## Written problem:
Copy out the entries in full and with complete accuracy; pictures are excluded.

## Stored records:
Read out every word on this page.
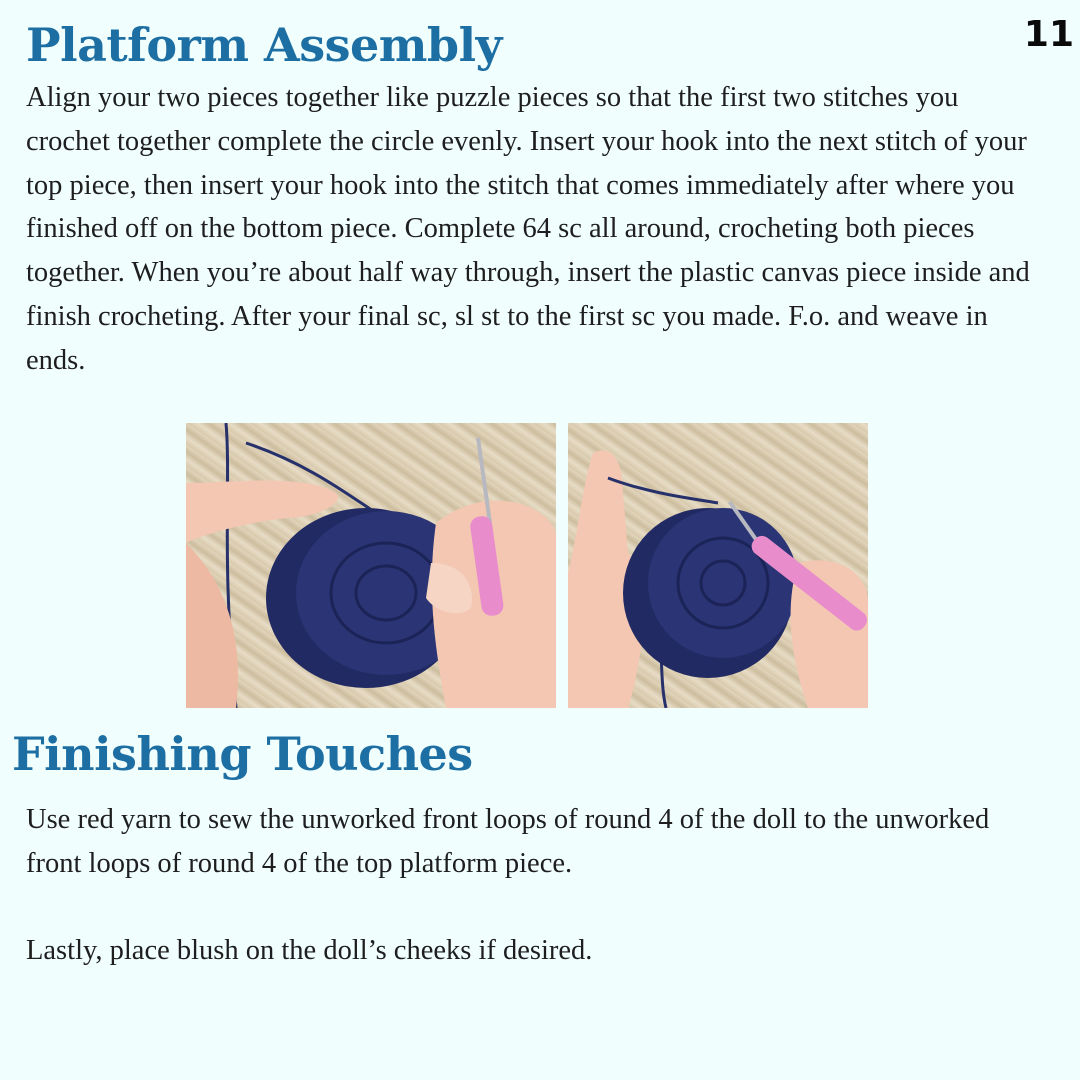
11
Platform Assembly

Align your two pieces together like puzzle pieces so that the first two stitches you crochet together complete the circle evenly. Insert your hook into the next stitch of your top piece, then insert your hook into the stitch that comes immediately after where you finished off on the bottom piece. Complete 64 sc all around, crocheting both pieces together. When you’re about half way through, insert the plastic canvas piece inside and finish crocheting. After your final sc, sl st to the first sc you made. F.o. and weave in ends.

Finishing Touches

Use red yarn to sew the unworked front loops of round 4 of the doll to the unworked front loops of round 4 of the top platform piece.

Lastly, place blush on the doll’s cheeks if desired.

## Problem solution:
Read out every word on this page.
11
Platform Assembly

Align your two pieces together like puzzle pieces so that the first two stitches you crochet together complete the circle evenly. Insert your hook into the next stitch of your top piece, then insert your hook into the stitch that comes immediately after where you finished off on the bottom piece. Complete 64 sc all around, crocheting both pieces together. When you’re about half way through, insert the plastic canvas piece inside and finish crocheting. After your final sc, sl st to the first sc you made. F.o. and weave in ends.

Finishing Touches

Use red yarn to sew the unworked front loops of round 4 of the doll to the unworked front loops of round 4 of the top platform piece.

Lastly, place blush on the doll’s cheeks if desired.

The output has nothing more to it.